中学受験の社会の出題傾向についての文章を、最後の一文の後から書き継いでもらえますか？

提供テキスト>
+ + + + +
社会で求められるのは正確な知識と資料の読み取り

勉強をする男の子
出典:pixta

 社会では文教大学の早川明夫さんが登壇した。社会は全体的に易しくなり、難問奇問は極めて少ない。問題の形式では、様々なタイプの正誤問題が多い。たとえば「正しいものをすべて選びなさい」といった正確な知識が求められる問題が多くなっている。

 中学受験の社会というと、小学校の教科書を軽視する傾向があるが、教科書を参考にした問題も散見されるので、教科書をしっかりと勉強しておくことも重要だ。

 たとえば麻布では、江戸時代、藩校ではなく私塾へ勉強するために集まったのはどういった人たちかという問題が出たが、『小学社会6』(教育出版)に「(私塾では)武士に限らず百姓や町人も、国学や蘭学などの新しい知識を学びました」とヒントが書かれている。御三家の一角である麻布などでも、教科書をベースにした作問がなされている。
+ + + + +
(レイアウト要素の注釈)

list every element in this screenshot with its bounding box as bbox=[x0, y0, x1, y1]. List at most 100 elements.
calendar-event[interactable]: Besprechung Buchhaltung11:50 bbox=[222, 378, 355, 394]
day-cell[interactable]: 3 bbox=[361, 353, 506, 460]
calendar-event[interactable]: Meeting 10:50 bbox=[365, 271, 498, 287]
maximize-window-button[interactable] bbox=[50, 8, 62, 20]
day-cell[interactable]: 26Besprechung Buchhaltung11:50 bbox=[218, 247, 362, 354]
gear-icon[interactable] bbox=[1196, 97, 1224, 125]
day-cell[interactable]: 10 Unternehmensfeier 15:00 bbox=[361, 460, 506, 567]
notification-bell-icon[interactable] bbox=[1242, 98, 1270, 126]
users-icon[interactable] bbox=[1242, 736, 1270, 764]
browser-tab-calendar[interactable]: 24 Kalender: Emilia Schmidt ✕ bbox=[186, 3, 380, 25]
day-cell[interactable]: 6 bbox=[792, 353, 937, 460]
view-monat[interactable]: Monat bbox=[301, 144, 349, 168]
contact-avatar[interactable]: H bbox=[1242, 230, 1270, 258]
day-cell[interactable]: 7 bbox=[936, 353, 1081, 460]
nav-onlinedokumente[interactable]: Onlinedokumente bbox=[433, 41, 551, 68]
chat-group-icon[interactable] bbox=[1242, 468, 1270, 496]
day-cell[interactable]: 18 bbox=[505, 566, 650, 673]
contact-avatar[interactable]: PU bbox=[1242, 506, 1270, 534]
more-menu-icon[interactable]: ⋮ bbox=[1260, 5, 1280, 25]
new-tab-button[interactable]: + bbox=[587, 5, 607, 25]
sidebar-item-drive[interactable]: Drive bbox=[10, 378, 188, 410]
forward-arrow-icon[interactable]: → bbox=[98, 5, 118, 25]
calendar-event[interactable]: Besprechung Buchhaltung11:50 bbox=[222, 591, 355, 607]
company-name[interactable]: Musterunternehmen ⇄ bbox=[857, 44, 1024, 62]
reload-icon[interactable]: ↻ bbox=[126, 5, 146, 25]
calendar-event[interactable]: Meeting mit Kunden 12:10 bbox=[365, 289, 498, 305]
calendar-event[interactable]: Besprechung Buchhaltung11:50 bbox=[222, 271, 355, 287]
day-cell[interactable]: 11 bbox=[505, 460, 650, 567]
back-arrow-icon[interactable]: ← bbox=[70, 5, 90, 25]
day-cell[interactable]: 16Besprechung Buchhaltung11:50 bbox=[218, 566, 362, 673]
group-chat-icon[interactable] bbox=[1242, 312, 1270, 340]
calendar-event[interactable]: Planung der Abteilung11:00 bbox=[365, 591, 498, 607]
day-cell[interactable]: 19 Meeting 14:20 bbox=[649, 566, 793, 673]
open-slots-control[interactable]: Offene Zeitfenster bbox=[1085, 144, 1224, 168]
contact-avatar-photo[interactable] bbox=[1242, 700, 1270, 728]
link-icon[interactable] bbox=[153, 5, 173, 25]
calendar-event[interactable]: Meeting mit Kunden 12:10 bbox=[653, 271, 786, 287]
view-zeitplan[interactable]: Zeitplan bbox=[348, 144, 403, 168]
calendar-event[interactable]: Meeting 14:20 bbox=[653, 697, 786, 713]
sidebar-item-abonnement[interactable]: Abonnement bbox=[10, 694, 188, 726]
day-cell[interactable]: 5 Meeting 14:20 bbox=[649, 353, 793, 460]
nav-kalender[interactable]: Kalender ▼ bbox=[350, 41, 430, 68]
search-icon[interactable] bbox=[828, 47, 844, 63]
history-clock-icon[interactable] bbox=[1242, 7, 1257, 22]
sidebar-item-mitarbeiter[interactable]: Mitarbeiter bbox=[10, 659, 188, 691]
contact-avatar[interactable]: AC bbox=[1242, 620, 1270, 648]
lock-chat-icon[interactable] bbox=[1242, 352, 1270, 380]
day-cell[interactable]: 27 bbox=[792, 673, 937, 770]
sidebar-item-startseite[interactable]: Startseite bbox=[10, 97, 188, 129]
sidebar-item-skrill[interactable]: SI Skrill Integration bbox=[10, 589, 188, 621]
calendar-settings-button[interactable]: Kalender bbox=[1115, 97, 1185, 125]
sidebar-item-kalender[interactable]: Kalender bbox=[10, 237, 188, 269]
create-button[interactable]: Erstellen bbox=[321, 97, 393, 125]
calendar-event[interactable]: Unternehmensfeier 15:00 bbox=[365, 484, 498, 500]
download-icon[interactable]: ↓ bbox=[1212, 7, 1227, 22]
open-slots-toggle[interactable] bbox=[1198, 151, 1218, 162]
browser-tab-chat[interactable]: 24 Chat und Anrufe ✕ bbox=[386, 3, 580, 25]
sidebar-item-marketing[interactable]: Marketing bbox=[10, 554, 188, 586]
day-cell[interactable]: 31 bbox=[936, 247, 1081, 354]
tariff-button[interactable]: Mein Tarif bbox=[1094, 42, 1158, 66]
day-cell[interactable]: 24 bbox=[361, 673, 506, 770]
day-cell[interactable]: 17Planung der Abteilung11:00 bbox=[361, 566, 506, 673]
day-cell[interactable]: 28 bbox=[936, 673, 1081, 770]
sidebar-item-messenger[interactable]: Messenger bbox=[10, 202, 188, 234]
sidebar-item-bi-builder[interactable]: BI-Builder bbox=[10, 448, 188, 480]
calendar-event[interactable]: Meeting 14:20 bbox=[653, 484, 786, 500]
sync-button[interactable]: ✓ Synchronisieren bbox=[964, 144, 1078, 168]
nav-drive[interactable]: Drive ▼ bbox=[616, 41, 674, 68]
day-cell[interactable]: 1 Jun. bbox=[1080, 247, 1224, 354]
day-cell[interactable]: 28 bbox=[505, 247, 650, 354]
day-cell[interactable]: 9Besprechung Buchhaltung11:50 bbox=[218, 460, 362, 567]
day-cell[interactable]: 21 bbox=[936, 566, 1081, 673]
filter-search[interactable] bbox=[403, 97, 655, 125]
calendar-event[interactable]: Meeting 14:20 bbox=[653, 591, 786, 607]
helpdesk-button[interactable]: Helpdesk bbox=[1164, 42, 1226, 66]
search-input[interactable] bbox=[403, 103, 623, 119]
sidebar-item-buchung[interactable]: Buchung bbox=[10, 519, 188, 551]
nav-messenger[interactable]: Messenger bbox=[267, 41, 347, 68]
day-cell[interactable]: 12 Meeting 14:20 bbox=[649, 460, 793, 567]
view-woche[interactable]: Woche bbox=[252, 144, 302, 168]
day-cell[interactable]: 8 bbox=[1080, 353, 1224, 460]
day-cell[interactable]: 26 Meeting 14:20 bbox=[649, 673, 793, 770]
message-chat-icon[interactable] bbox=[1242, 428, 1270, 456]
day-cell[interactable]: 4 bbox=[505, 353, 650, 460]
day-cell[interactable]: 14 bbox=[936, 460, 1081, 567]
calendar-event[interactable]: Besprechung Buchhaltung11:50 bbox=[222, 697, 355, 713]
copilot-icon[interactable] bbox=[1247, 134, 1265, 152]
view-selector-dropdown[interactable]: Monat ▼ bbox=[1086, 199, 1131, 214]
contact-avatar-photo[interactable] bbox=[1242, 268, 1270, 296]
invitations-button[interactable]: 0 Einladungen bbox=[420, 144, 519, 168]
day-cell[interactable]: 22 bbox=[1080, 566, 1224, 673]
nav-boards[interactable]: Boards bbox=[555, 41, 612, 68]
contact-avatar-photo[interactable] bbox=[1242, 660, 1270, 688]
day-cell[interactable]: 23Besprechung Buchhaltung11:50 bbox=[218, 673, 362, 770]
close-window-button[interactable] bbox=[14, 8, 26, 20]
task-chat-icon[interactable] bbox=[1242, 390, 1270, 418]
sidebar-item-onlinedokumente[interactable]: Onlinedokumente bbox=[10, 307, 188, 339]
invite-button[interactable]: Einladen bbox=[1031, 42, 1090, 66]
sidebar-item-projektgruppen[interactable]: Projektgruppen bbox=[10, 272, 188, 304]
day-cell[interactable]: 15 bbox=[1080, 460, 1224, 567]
+ + + + +
作業結果>
 一方、中堅校では絵を示し、それを読み解かせる問題も出ている。世田谷学園では、イギリスで職人が機械の前でハンマーをふり上げている絵を示し、この絵は何をしようとしているのか、その行動の理由を問うている。産業革命で機械化され、職を失った職人が機械を壊そうとしているシーンである。これは教科書には掲載されていない絵ではあるが、産業革命がどのようなものであるか、ということが理解されていれば正解に辿り着けるのではないだろうか。良問である。

 正確な知識と様々な資料を迅速に読み取る力を必要とする問題が増えている。渋谷学園渋谷では、東京新聞Webの記事を記載し、それを読ませて、「現在の世界の政治に関する説明として最もふさわしいもの」を選択肢から選ばせる。文章を読み込むだけではなく、現在の世界情勢への正確な知識や、選択肢問題を解くためのテクニックも必要な問題となっている。

 全体的に「問題文を読み込まないと解けない」問題が増えており、社会も「詰め込み科目」ではなく、読解力や分析力、批判力、表現力を求めるものになっている傾向が分かる。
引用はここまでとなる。